_Objective_
Copy out each line of the data holding "Telovýchovná".

[Dataset records]
━━━━━━

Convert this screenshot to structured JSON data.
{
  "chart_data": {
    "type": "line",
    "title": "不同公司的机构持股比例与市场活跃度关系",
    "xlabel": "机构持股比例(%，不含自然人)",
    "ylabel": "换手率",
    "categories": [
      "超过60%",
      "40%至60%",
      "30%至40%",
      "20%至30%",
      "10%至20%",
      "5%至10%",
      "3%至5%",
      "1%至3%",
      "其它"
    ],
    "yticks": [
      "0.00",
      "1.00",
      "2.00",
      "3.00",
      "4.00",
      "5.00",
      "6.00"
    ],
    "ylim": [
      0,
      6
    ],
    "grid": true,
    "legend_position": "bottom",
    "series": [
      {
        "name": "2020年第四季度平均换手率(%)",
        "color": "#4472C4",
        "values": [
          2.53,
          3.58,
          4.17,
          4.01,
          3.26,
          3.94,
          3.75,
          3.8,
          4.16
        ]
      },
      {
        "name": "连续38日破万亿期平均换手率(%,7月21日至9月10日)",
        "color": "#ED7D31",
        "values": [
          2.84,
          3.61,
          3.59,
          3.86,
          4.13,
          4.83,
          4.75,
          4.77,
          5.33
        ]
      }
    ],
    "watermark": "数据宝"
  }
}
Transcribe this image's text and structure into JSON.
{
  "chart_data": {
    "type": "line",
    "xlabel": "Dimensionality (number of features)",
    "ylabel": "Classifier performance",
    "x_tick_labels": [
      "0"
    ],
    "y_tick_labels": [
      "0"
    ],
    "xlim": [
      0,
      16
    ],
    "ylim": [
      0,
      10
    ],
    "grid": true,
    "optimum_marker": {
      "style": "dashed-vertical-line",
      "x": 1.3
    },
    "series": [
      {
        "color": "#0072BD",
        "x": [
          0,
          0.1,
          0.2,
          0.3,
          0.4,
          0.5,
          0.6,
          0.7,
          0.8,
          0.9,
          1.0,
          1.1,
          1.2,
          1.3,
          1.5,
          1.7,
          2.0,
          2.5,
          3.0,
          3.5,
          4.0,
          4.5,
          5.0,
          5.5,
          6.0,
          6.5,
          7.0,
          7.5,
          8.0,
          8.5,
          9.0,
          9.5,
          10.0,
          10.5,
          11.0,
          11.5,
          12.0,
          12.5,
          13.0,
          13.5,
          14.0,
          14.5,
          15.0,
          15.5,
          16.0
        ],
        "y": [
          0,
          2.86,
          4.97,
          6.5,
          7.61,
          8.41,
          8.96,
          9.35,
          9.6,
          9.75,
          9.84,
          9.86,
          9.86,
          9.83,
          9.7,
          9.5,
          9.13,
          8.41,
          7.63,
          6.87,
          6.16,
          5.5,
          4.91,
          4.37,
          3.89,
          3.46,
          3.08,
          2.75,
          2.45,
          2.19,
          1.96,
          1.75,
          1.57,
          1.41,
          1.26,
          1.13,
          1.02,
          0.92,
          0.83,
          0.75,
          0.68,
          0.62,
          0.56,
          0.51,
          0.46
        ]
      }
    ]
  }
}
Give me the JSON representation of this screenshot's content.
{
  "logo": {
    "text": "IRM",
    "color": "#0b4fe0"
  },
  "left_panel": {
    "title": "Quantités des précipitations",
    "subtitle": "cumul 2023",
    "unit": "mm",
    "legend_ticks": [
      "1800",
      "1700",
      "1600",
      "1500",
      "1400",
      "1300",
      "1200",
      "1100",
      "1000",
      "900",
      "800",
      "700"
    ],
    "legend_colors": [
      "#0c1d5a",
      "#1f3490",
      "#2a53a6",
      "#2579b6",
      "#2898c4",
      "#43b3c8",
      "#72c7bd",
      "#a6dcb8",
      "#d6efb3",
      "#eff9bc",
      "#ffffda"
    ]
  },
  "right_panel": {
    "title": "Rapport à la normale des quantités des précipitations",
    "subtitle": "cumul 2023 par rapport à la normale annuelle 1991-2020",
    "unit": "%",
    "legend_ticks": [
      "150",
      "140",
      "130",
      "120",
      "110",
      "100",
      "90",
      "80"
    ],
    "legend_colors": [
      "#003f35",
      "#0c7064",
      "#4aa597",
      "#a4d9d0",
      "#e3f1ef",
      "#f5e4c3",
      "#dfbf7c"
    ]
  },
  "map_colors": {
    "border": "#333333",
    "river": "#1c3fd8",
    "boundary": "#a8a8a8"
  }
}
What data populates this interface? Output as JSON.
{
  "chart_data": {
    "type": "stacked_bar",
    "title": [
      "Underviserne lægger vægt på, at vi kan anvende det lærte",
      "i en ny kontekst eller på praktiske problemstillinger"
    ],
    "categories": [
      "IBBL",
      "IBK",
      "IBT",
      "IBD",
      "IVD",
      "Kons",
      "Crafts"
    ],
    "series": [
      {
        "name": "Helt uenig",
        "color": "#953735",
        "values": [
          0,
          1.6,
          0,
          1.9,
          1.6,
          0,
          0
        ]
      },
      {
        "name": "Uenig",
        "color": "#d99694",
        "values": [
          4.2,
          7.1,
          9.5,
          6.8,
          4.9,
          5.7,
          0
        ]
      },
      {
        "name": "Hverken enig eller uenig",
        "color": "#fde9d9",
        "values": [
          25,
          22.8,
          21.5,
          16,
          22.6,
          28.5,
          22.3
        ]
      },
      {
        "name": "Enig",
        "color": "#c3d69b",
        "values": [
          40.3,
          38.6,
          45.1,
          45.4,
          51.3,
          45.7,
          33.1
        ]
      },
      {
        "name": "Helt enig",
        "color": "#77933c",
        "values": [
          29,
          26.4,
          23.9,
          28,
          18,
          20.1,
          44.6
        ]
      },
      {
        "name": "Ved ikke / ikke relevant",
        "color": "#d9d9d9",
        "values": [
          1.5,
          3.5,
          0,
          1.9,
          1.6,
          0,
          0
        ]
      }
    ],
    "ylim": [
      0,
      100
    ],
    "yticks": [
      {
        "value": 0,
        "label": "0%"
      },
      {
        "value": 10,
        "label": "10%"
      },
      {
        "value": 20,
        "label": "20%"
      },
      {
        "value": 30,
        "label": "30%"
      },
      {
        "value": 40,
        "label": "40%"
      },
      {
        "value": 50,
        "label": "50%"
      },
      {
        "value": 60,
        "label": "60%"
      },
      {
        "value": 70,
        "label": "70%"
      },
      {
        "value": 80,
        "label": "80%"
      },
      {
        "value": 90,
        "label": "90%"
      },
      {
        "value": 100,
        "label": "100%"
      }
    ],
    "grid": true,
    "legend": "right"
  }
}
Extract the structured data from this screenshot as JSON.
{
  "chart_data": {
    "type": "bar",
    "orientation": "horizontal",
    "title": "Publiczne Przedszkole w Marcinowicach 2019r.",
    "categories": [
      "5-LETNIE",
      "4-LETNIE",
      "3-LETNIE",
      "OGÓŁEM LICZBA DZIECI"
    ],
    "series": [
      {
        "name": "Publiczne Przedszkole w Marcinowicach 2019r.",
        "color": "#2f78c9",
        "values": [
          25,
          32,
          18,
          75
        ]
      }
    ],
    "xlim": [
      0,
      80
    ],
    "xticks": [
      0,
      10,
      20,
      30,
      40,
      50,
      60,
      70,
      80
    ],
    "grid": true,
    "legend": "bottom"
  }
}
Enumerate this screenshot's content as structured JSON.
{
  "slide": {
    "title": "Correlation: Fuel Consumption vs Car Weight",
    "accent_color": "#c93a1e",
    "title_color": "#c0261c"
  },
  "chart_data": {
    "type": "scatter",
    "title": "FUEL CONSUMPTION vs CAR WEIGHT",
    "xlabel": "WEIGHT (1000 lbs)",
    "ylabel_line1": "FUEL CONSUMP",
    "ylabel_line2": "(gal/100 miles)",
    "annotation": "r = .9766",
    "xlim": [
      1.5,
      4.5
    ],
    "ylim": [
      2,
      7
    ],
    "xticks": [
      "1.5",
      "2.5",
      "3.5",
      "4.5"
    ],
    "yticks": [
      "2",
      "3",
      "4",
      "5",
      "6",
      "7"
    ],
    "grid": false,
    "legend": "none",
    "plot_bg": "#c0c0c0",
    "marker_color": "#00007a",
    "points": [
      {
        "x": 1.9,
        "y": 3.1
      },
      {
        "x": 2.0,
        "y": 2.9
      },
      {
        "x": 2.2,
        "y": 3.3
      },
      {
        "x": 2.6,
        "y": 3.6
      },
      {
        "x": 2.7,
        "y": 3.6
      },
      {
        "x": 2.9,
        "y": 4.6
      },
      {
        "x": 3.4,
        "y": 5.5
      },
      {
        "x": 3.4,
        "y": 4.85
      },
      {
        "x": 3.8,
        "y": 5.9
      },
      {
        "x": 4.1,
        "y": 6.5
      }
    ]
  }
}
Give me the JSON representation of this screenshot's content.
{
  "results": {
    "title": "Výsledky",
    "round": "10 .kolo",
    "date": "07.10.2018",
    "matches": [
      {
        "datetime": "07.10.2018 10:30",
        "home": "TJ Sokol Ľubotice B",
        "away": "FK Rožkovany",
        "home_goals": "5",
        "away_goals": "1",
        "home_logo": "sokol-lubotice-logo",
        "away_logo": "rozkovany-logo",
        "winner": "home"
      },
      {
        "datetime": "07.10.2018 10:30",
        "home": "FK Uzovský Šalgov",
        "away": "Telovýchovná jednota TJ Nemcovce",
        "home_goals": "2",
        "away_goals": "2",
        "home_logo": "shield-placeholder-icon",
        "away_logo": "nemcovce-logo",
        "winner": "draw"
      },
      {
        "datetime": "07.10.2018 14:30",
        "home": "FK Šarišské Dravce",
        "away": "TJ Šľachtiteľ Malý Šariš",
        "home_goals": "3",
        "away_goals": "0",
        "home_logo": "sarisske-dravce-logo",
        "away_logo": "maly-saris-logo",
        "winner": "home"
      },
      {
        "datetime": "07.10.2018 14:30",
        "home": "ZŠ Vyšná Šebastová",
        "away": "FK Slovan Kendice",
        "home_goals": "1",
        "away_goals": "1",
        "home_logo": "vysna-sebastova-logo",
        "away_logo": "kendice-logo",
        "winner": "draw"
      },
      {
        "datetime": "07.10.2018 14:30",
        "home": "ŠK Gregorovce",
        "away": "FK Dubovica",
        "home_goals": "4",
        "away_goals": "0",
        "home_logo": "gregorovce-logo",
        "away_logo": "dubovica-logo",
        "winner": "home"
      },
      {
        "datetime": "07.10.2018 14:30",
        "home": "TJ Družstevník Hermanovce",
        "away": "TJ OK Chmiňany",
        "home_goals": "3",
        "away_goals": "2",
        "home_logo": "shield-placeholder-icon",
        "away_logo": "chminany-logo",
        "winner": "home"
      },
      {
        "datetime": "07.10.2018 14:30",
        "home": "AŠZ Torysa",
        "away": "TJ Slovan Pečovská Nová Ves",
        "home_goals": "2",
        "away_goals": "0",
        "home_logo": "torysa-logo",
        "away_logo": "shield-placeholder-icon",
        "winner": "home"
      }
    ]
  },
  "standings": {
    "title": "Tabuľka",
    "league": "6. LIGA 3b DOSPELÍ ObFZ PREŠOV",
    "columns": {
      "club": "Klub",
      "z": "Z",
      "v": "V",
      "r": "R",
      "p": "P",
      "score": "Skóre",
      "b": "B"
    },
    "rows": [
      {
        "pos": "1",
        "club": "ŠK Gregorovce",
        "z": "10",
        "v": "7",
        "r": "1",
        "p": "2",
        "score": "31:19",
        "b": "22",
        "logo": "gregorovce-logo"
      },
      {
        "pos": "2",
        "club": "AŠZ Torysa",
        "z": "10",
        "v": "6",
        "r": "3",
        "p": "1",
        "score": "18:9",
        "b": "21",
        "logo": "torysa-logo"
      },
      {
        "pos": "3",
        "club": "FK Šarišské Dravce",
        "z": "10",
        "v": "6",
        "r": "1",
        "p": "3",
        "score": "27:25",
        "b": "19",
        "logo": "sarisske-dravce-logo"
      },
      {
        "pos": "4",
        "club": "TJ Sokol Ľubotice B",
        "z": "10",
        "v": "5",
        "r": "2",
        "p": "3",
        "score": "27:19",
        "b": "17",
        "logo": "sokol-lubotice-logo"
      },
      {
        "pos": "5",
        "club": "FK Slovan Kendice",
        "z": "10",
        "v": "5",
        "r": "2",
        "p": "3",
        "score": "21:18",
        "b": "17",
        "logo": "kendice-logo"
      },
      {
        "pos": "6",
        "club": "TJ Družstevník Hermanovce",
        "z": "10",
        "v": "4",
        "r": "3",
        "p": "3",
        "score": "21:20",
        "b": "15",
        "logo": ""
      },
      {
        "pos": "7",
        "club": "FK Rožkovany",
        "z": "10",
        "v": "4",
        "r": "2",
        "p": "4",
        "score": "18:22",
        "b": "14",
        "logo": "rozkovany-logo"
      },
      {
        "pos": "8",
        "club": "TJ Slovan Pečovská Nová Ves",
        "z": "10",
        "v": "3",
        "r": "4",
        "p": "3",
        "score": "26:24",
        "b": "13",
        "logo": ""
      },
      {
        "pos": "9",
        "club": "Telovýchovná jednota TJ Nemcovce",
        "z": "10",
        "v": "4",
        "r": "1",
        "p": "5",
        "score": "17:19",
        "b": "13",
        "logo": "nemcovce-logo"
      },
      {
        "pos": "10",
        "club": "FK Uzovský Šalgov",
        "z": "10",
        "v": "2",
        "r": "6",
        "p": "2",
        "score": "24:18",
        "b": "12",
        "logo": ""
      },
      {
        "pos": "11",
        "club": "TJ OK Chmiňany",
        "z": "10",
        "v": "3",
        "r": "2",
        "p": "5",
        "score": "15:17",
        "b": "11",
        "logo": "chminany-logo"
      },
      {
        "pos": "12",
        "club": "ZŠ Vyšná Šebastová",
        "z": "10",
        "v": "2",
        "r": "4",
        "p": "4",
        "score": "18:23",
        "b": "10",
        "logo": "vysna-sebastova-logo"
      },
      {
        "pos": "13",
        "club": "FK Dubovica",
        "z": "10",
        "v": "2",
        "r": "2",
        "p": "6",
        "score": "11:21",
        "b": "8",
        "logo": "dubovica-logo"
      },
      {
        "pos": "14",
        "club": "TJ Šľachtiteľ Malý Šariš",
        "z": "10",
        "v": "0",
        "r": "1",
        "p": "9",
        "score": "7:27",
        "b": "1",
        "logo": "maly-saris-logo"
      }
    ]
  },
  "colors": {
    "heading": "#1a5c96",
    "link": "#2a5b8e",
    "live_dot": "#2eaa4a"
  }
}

━━━━━━

_Reply to the exercise_
        "away": "Telovýchovná jednota TJ Nemcovce",
        "club": "Telovýchovná jednota TJ Nemcovce",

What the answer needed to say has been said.